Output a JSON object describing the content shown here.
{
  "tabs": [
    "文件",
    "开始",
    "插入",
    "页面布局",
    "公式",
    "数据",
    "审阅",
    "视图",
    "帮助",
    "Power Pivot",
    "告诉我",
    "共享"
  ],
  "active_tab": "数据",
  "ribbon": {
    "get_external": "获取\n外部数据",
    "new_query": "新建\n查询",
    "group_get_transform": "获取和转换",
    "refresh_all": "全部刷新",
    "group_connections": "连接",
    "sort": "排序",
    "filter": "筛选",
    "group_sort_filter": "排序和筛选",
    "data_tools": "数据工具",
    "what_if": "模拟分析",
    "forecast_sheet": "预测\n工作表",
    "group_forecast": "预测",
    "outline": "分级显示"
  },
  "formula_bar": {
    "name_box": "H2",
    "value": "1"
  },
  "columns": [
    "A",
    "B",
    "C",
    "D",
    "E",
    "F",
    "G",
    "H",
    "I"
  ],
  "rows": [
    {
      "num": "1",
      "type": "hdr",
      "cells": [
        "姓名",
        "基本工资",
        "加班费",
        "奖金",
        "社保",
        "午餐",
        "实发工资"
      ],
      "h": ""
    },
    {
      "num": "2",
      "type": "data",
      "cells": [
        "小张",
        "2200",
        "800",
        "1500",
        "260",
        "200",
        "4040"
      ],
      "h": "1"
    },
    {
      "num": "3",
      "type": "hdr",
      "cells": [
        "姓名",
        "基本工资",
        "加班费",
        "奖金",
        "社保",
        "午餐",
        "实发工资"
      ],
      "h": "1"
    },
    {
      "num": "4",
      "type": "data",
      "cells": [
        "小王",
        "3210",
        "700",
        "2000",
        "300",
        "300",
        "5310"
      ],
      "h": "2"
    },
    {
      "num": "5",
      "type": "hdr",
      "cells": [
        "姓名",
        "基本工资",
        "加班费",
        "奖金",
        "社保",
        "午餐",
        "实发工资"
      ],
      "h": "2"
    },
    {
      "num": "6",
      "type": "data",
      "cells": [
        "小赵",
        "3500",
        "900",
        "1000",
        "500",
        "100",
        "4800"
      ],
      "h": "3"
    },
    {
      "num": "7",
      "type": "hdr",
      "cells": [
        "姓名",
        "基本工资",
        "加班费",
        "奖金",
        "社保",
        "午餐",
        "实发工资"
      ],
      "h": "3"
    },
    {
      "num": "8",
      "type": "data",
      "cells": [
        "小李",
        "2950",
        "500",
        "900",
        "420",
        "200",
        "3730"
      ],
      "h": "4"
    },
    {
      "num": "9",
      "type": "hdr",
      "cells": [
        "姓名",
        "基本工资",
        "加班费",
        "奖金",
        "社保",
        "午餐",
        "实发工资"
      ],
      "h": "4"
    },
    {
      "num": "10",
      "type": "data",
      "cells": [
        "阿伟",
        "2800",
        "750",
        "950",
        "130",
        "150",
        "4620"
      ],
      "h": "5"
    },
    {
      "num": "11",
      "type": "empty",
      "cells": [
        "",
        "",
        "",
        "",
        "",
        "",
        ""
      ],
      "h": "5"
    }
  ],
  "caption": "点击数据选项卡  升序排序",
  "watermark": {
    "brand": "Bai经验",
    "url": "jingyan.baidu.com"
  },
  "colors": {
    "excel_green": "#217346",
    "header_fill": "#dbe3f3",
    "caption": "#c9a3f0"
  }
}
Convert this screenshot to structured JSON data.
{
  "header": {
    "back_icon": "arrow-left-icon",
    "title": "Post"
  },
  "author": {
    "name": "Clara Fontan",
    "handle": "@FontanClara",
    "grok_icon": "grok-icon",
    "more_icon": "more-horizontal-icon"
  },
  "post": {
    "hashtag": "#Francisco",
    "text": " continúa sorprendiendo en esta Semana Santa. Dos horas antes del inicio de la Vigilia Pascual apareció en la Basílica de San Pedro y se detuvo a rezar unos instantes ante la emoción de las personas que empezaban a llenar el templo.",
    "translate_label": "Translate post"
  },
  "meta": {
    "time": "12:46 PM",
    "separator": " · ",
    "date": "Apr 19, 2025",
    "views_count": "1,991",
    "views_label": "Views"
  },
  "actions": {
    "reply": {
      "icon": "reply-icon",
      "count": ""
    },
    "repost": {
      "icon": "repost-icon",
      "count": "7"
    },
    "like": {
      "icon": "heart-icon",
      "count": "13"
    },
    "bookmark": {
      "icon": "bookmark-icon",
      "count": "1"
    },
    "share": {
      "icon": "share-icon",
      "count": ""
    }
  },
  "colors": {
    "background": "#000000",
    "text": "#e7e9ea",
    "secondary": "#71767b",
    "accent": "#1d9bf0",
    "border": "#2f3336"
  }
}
|---|
Write out every entry verbatim.

Reply to the task
Output a JSON object describing the content shown here.
{
  "tabs": [
    "文件",
    "开始",
    "插入",
    "页面布局",
    "公式",
    "数据",
    "审阅",
    "视图",
    "帮助",
    "Power Pivot",
    "告诉我",
    "共享"
  ],
  "active_tab": "数据",
  "ribbon": {
    "get_external": "获取\n外部数据",
    "new_query": "新建\n查询",
    "group_get_transform": "获取和转换",
    "refresh_all": "全部刷新",
    "group_connections": "连接",
    "sort": "排序",
    "filter": "筛选",
    "group_sort_filter": "排序和筛选",
    "data_tools": "数据工具",
    "what_if": "模拟分析",
    "forecast_sheet": "预测\n工作表",
    "group_forecast": "预测",
    "outline": "分级显示"
  },
  "formula_bar": {
    "name_box": "H2",
    "value": "1"
  },
  "columns": [
    "A",
    "B",
    "C",
    "D",
    "E",
    "F",
    "G",
    "H",
    "I"
  ],
  "rows": [
    {
      "num": "1",
      "type": "hdr",
      "cells": [
        "姓名",
        "基本工资",
        "加班费",
        "奖金",
        "社保",
        "午餐",
        "实发工资"
      ],
      "h": ""
    },
    {
      "num": "2",
      "type": "data",
      "cells": [
        "小张",
        "2200",
        "800",
        "1500",
        "260",
        "200",
        "4040"
      ],
      "h": "1"
    },
    {
      "num": "3",
      "type": "hdr",
      "cells": [
        "姓名",
        "基本工资",
        "加班费",
        "奖金",
        "社保",
        "午餐",
        "实发工资"
      ],
      "h": "1"
    },
    {
      "num": "4",
      "type": "data",
      "cells": [
        "小王",
        "3210",
        "700",
        "2000",
        "300",
        "300",
        "5310"
      ],
      "h": "2"
    },
    {
      "num": "5",
      "type": "hdr",
      "cells": [
        "姓名",
        "基本工资",
        "加班费",
        "奖金",
        "社保",
        "午餐",
        "实发工资"
      ],
      "h": "2"
    },
    {
      "num": "6",
      "type": "data",
      "cells": [
        "小赵",
        "3500",
        "900",
        "1000",
        "500",
        "100",
        "4800"
      ],
      "h": "3"
    },
    {
      "num": "7",
      "type": "hdr",
      "cells": [
        "姓名",
        "基本工资",
        "加班费",
        "奖金",
        "社保",
        "午餐",
        "实发工资"
      ],
      "h": "3"
    },
    {
      "num": "8",
      "type": "data",
      "cells": [
        "小李",
        "2950",
        "500",
        "900",
        "420",
        "200",
        "3730"
      ],
      "h": "4"
    },
    {
      "num": "9",
      "type": "hdr",
      "cells": [
        "姓名",
        "基本工资",
        "加班费",
        "奖金",
        "社保",
        "午餐",
        "实发工资"
      ],
      "h": "4"
    },
    {
      "num": "10",
      "type": "data",
      "cells": [
        "阿伟",
        "2800",
        "750",
        "950",
        "130",
        "150",
        "4620"
      ],
      "h": "5"
    },
    {
      "num": "11",
      "type": "empty",
      "cells": [
        "",
        "",
        "",
        "",
        "",
        "",
        ""
      ],
      "h": "5"
    }
  ],
  "caption": "点击数据选项卡  升序排序",
  "watermark": {
    "brand": "Bai经验",
    "url": "jingyan.baidu.com"
  },
  "colors": {
    "excel_green": "#217346",
    "header_fill": "#dbe3f3",
    "caption": "#c9a3f0"
  }
}
Convert this screenshot to structured JSON data.
{
  "header": {
    "back_icon": "arrow-left-icon",
    "title": "Post"
  },
  "author": {
    "name": "Clara Fontan",
    "handle": "@FontanClara",
    "grok_icon": "grok-icon",
    "more_icon": "more-horizontal-icon"
  },
  "post": {
    "hashtag": "#Francisco",
    "text": " continúa sorprendiendo en esta Semana Santa. Dos horas antes del inicio de la Vigilia Pascual apareció en la Basílica de San Pedro y se detuvo a rezar unos instantes ante la emoción de las personas que empezaban a llenar el templo.",
    "translate_label": "Translate post"
  },
  "meta": {
    "time": "12:46 PM",
    "separator": " · ",
    "date": "Apr 19, 2025",
    "views_count": "1,991",
    "views_label": "Views"
  },
  "actions": {
    "reply": {
      "icon": "reply-icon",
      "count": ""
    },
    "repost": {
      "icon": "repost-icon",
      "count": "7"
    },
    "like": {
      "icon": "heart-icon",
      "count": "13"
    },
    "bookmark": {
      "icon": "bookmark-icon",
      "count": "1"
    },
    "share": {
      "icon": "share-icon",
      "count": ""
    }
  },
  "colors": {
    "background": "#000000",
    "text": "#e7e9ea",
    "secondary": "#71767b",
    "accent": "#1d9bf0",
    "border": "#2f3336"
  }
}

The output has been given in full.